_Exercise directions_: Please repeat all of the lines that follow, exactly as written.

— Begin —

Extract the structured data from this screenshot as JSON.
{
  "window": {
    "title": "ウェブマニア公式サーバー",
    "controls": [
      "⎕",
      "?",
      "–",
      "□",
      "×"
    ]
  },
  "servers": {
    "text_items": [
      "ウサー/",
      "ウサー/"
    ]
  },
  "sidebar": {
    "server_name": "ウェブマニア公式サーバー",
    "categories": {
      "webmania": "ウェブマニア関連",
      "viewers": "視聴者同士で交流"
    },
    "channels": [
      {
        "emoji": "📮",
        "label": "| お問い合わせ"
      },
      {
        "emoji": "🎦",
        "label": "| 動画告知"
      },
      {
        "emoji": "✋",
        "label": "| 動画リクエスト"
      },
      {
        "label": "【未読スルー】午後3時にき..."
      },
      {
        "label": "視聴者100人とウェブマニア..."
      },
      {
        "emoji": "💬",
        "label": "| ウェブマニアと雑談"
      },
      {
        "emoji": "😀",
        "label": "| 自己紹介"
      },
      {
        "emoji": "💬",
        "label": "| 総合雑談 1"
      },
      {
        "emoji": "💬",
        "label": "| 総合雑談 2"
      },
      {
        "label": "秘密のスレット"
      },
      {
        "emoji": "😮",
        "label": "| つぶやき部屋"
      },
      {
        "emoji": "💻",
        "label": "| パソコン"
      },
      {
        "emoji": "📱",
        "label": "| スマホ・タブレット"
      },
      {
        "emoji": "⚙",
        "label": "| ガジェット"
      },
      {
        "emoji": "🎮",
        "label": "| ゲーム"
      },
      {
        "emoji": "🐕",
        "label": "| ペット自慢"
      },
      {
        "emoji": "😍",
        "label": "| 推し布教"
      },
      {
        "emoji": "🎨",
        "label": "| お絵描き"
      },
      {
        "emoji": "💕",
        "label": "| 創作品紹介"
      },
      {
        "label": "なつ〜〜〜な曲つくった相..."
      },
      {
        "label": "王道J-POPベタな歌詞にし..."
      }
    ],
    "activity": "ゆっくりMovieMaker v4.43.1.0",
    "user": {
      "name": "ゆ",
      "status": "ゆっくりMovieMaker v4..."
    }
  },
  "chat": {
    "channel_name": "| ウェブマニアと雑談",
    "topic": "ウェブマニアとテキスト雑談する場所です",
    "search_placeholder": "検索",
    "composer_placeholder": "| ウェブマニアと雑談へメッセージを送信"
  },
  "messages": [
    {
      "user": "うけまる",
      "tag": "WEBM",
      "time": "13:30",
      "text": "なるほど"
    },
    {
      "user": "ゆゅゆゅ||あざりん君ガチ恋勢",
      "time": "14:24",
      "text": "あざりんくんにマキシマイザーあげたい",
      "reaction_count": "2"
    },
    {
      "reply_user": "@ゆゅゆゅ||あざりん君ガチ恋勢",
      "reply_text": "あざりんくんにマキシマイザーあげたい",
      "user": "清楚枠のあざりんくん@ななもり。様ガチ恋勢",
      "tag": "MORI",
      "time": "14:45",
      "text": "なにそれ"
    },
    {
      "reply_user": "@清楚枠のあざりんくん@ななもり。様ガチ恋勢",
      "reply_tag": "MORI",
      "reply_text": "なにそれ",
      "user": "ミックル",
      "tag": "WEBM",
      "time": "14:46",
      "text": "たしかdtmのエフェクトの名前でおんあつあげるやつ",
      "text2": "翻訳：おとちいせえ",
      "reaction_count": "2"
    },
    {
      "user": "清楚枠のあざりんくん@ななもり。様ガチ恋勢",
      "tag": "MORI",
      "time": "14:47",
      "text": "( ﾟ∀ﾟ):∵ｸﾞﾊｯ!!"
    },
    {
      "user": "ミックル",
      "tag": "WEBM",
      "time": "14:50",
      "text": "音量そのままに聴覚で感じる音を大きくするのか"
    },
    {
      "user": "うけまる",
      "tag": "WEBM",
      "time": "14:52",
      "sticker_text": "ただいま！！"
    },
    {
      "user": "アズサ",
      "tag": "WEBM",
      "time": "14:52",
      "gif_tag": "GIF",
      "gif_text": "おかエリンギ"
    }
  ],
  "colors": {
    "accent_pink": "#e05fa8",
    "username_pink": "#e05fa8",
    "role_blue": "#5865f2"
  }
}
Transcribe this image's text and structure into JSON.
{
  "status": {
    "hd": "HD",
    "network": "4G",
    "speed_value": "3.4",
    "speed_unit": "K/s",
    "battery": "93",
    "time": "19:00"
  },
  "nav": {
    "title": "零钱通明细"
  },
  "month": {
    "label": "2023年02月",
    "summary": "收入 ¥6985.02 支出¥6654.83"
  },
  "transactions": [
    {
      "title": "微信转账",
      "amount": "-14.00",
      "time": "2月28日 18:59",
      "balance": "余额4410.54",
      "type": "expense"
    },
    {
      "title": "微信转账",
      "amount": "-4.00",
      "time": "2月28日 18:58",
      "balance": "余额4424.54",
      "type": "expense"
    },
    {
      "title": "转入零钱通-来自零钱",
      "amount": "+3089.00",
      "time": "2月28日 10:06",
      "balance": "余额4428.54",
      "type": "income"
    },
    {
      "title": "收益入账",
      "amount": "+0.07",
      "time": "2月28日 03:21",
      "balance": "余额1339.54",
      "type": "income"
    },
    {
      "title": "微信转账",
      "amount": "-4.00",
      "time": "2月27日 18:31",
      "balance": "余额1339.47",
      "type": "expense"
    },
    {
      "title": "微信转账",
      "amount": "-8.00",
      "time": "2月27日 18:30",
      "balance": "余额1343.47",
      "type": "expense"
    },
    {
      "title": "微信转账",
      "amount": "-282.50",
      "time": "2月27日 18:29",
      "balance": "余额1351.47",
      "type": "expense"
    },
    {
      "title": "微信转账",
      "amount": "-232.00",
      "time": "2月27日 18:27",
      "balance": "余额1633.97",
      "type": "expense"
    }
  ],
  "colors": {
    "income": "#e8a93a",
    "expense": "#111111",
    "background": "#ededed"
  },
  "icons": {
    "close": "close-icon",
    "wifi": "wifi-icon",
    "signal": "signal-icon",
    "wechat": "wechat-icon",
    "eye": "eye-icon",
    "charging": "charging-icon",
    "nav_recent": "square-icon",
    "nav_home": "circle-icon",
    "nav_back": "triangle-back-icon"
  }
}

— End —

_Task output_:
Extract the structured data from this screenshot as JSON.
{
  "window": {
    "title": "ウェブマニア公式サーバー",
    "controls": [
      "⎕",
      "?",
      "–",
      "□",
      "×"
    ]
  },
  "servers": {
    "text_items": [
      "ウサー/",
      "ウサー/"
    ]
  },
  "sidebar": {
    "server_name": "ウェブマニア公式サーバー",
    "categories": {
      "webmania": "ウェブマニア関連",
      "viewers": "視聴者同士で交流"
    },
    "channels": [
      {
        "emoji": "📮",
        "label": "| お問い合わせ"
      },
      {
        "emoji": "🎦",
        "label": "| 動画告知"
      },
      {
        "emoji": "✋",
        "label": "| 動画リクエスト"
      },
      {
        "label": "【未読スルー】午後3時にき..."
      },
      {
        "label": "視聴者100人とウェブマニア..."
      },
      {
        "emoji": "💬",
        "label": "| ウェブマニアと雑談"
      },
      {
        "emoji": "😀",
        "label": "| 自己紹介"
      },
      {
        "emoji": "💬",
        "label": "| 総合雑談 1"
      },
      {
        "emoji": "💬",
        "label": "| 総合雑談 2"
      },
      {
        "label": "秘密のスレット"
      },
      {
        "emoji": "😮",
        "label": "| つぶやき部屋"
      },
      {
        "emoji": "💻",
        "label": "| パソコン"
      },
      {
        "emoji": "📱",
        "label": "| スマホ・タブレット"
      },
      {
        "emoji": "⚙",
        "label": "| ガジェット"
      },
      {
        "emoji": "🎮",
        "label": "| ゲーム"
      },
      {
        "emoji": "🐕",
        "label": "| ペット自慢"
      },
      {
        "emoji": "😍",
        "label": "| 推し布教"
      },
      {
        "emoji": "🎨",
        "label": "| お絵描き"
      },
      {
        "emoji": "💕",
        "label": "| 創作品紹介"
      },
      {
        "label": "なつ〜〜〜な曲つくった相..."
      },
      {
        "label": "王道J-POPベタな歌詞にし..."
      }
    ],
    "activity": "ゆっくりMovieMaker v4.43.1.0",
    "user": {
      "name": "ゆ",
      "status": "ゆっくりMovieMaker v4..."
    }
  },
  "chat": {
    "channel_name": "| ウェブマニアと雑談",
    "topic": "ウェブマニアとテキスト雑談する場所です",
    "search_placeholder": "検索",
    "composer_placeholder": "| ウェブマニアと雑談へメッセージを送信"
  },
  "messages": [
    {
      "user": "うけまる",
      "tag": "WEBM",
      "time": "13:30",
      "text": "なるほど"
    },
    {
      "user": "ゆゅゆゅ||あざりん君ガチ恋勢",
      "time": "14:24",
      "text": "あざりんくんにマキシマイザーあげたい",
      "reaction_count": "2"
    },
    {
      "reply_user": "@ゆゅゆゅ||あざりん君ガチ恋勢",
      "reply_text": "あざりんくんにマキシマイザーあげたい",
      "user": "清楚枠のあざりんくん@ななもり。様ガチ恋勢",
      "tag": "MORI",
      "time": "14:45",
      "text": "なにそれ"
    },
    {
      "reply_user": "@清楚枠のあざりんくん@ななもり。様ガチ恋勢",
      "reply_tag": "MORI",
      "reply_text": "なにそれ",
      "user": "ミックル",
      "tag": "WEBM",
      "time": "14:46",
      "text": "たしかdtmのエフェクトの名前でおんあつあげるやつ",
      "text2": "翻訳：おとちいせえ",
      "reaction_count": "2"
    },
    {
      "user": "清楚枠のあざりんくん@ななもり。様ガチ恋勢",
      "tag": "MORI",
      "time": "14:47",
      "text": "( ﾟ∀ﾟ):∵ｸﾞﾊｯ!!"
    },
    {
      "user": "ミックル",
      "tag": "WEBM",
      "time": "14:50",
      "text": "音量そのままに聴覚で感じる音を大きくするのか"
    },
    {
      "user": "うけまる",
      "tag": "WEBM",
      "time": "14:52",
      "sticker_text": "ただいま！！"
    },
    {
      "user": "アズサ",
      "tag": "WEBM",
      "time": "14:52",
      "gif_tag": "GIF",
      "gif_text": "おかエリンギ"
    }
  ],
  "colors": {
    "accent_pink": "#e05fa8",
    "username_pink": "#e05fa8",
    "role_blue": "#5865f2"
  }
}
Transcribe this image's text and structure into JSON.
{
  "status": {
    "hd": "HD",
    "network": "4G",
    "speed_value": "3.4",
    "speed_unit": "K/s",
    "battery": "93",
    "time": "19:00"
  },
  "nav": {
    "title": "零钱通明细"
  },
  "month": {
    "label": "2023年02月",
    "summary": "收入 ¥6985.02 支出¥6654.83"
  },
  "transactions": [
    {
      "title": "微信转账",
      "amount": "-14.00",
      "time": "2月28日 18:59",
      "balance": "余额4410.54",
      "type": "expense"
    },
    {
      "title": "微信转账",
      "amount": "-4.00",
      "time": "2月28日 18:58",
      "balance": "余额4424.54",
      "type": "expense"
    },
    {
      "title": "转入零钱通-来自零钱",
      "amount": "+3089.00",
      "time": "2月28日 10:06",
      "balance": "余额4428.54",
      "type": "income"
    },
    {
      "title": "收益入账",
      "amount": "+0.07",
      "time": "2月28日 03:21",
      "balance": "余额1339.54",
      "type": "income"
    },
    {
      "title": "微信转账",
      "amount": "-4.00",
      "time": "2月27日 18:31",
      "balance": "余额1339.47",
      "type": "expense"
    },
    {
      "title": "微信转账",
      "amount": "-8.00",
      "time": "2月27日 18:30",
      "balance": "余额1343.47",
      "type": "expense"
    },
    {
      "title": "微信转账",
      "amount": "-282.50",
      "time": "2月27日 18:29",
      "balance": "余额1351.47",
      "type": "expense"
    },
    {
      "title": "微信转账",
      "amount": "-232.00",
      "time": "2月27日 18:27",
      "balance": "余额1633.97",
      "type": "expense"
    }
  ],
  "colors": {
    "income": "#e8a93a",
    "expense": "#111111",
    "background": "#ededed"
  },
  "icons": {
    "close": "close-icon",
    "wifi": "wifi-icon",
    "signal": "signal-icon",
    "wechat": "wechat-icon",
    "eye": "eye-icon",
    "charging": "charging-icon",
    "nav_recent": "square-icon",
    "nav_home": "circle-icon",
    "nav_back": "triangle-back-icon"
  }
}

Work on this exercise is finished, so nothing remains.